■ **TO DO**
Every record should be written out again in full, with no character altered.
##### RECORDS FOR THE TASK #####
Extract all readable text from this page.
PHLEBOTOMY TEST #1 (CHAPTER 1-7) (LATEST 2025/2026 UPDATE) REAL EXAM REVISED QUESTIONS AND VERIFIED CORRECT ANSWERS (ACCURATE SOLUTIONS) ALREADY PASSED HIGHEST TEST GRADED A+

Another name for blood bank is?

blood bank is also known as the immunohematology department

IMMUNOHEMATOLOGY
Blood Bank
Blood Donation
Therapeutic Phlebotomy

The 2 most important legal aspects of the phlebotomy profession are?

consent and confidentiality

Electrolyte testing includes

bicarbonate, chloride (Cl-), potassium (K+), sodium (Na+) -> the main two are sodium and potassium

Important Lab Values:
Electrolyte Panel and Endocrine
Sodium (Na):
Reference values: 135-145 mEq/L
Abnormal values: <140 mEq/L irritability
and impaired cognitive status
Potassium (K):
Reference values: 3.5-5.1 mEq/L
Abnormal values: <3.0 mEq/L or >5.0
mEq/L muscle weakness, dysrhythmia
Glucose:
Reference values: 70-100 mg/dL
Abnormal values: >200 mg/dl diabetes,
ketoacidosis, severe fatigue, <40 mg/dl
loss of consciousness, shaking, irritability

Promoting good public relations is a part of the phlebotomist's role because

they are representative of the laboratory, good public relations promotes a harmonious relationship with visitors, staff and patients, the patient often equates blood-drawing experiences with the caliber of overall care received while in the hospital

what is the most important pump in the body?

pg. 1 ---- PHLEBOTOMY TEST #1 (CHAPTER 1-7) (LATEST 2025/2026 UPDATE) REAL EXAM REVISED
#####
■ **THE ANSWER**
Extract all readable text from this page.
PHLEBOTOMY TEST #1 (CHAPTER 1-7) (LATEST 2025/2026 UPDATE) REAL EXAM REVISED QUESTIONS AND VERIFIED CORRECT ANSWERS (ACCURATE SOLUTIONS) ALREADY PASSED HIGHEST TEST GRADED A+

Another name for blood bank is?

blood bank is also known as the immunohematology department

IMMUNOHEMATOLOGY
Blood Bank
Blood Donation
Therapeutic Phlebotomy

The 2 most important legal aspects of the phlebotomy profession are?

consent and confidentiality

Electrolyte testing includes

bicarbonate, chloride (Cl-), potassium (K+), sodium (Na+) -> the main two are sodium and potassium

Important Lab Values:
Electrolyte Panel and Endocrine
Sodium (Na):
Reference values: 135-145 mEq/L
Abnormal values: <140 mEq/L irritability
and impaired cognitive status
Potassium (K):
Reference values: 3.5-5.1 mEq/L
Abnormal values: <3.0 mEq/L or >5.0
mEq/L muscle weakness, dysrhythmia
Glucose:
Reference values: 70-100 mg/dL
Abnormal values: >200 mg/dl diabetes,
ketoacidosis, severe fatigue, <40 mg/dl
loss of consciousness, shaking, irritability

Promoting good public relations is a part of the phlebotomist's role because

they are representative of the laboratory, good public relations promotes a harmonious relationship with visitors, staff and patients, the patient often equates blood-drawing experiences with the caliber of overall care received while in the hospital

what is the most important pump in the body?

pg. 1 ---- PHLEBOTOMY TEST #1 (CHAPTER 1-7) (LATEST 2025/2026 UPDATE) REAL EXAM REVISED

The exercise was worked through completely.